#### ЗАПИСИ ДЛЯ ОБРАБОТКИ

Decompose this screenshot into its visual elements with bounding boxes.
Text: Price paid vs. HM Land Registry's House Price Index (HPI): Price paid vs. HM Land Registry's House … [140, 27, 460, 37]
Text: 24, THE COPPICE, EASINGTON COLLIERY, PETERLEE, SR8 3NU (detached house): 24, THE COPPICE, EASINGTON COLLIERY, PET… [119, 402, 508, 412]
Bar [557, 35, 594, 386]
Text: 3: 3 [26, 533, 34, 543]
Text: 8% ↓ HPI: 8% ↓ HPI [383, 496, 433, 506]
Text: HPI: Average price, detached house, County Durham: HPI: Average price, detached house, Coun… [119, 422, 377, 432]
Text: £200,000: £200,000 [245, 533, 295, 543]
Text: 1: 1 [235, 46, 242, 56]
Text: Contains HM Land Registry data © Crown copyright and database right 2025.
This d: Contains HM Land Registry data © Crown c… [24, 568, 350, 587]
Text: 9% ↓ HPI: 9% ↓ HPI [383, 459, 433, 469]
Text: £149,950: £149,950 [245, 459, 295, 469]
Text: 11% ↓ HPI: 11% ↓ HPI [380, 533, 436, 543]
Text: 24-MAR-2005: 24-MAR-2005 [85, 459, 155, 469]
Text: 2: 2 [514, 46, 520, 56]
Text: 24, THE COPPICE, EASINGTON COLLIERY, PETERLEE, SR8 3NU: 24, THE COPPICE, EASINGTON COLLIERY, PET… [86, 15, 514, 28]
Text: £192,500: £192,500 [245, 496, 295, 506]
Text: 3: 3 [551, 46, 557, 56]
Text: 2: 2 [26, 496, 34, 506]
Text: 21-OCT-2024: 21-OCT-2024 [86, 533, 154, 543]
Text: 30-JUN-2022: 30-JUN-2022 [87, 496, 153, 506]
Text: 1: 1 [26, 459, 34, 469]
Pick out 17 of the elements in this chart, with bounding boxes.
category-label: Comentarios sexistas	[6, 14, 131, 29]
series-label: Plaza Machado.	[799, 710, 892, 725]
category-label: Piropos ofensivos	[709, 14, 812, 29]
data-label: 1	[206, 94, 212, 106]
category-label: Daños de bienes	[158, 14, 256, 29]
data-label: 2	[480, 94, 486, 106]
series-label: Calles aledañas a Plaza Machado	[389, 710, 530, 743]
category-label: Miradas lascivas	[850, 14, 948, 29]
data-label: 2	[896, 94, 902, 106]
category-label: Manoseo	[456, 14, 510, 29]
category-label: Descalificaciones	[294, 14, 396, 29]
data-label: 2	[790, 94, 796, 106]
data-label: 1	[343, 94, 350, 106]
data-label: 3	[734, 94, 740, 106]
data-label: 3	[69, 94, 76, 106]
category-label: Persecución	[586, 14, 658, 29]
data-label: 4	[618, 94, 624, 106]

########

_ЗАДАНИЕ_
Пожалуйста, перепишите все записи выше, заменив «detached house» на «semi-detached house». Остальное должно остаться без изменений.

_ОТВЕТ_
Decompose this screenshot into its visual elements with bounding boxes.
Text: Price paid vs. HM Land Registry's House Price Index (HPI): Price paid vs. HM Land Registry's House … [140, 27, 460, 37]
Text: 24, THE COPPICE, EASINGTON COLLIERY, PETERLEE, SR8 3NU (semi-detached house): 24, THE COPPICE, EASINGTON COLLIERY, PET… [119, 402, 508, 412]
Bar [557, 35, 594, 386]
Text: 3: 3 [26, 533, 34, 543]
Text: 8% ↓ HPI: 8% ↓ HPI [383, 496, 433, 506]
Text: HPI: Average price, semi-detached house, County Durham: HPI: Average price, semi-detached house, Coun… [119, 422, 377, 432]
Text: £200,000: £200,000 [245, 533, 295, 543]
Text: 1: 1 [235, 46, 242, 56]
Text: Contains HM Land Registry data © Crown copyright and database right 2025.
This d: Contains HM Land Registry data © Crown c… [24, 568, 350, 587]
Text: 9% ↓ HPI: 9% ↓ HPI [383, 459, 433, 469]
Text: £149,950: £149,950 [245, 459, 295, 469]
Text: 11% ↓ HPI: 11% ↓ HPI [380, 533, 436, 543]
Text: 24-MAR-2005: 24-MAR-2005 [85, 459, 155, 469]
Text: 2: 2 [514, 46, 520, 56]
Text: 24, THE COPPICE, EASINGTON COLLIERY, PETERLEE, SR8 3NU: 24, THE COPPICE, EASINGTON COLLIERY, PET… [86, 15, 514, 28]
Text: £192,500: £192,500 [245, 496, 295, 506]
Text: 3: 3 [551, 46, 557, 56]
Text: 2: 2 [26, 496, 34, 506]
Text: 21-OCT-2024: 21-OCT-2024 [86, 533, 154, 543]
Text: 30-JUN-2022: 30-JUN-2022 [87, 496, 153, 506]
Text: 1: 1 [26, 459, 34, 469]
Pick out 17 of the elements in this chart, with bounding boxes.
category-label: Comentarios sexistas	[6, 14, 131, 29]
series-label: Plaza Machado.	[799, 710, 892, 725]
category-label: Piropos ofensivos	[709, 14, 812, 29]
data-label: 1	[206, 94, 212, 106]
category-label: Daños de bienes	[158, 14, 256, 29]
data-label: 2	[480, 94, 486, 106]
series-label: Calles aledañas a Plaza Machado	[389, 710, 530, 743]
category-label: Miradas lascivas	[850, 14, 948, 29]
data-label: 2	[896, 94, 902, 106]
category-label: Manoseo	[456, 14, 510, 29]
category-label: Descalificaciones	[294, 14, 396, 29]
data-label: 2	[790, 94, 796, 106]
data-label: 1	[343, 94, 350, 106]
data-label: 3	[734, 94, 740, 106]
data-label: 3	[69, 94, 76, 106]
category-label: Persecución	[586, 14, 658, 29]
data-label: 4	[618, 94, 624, 106]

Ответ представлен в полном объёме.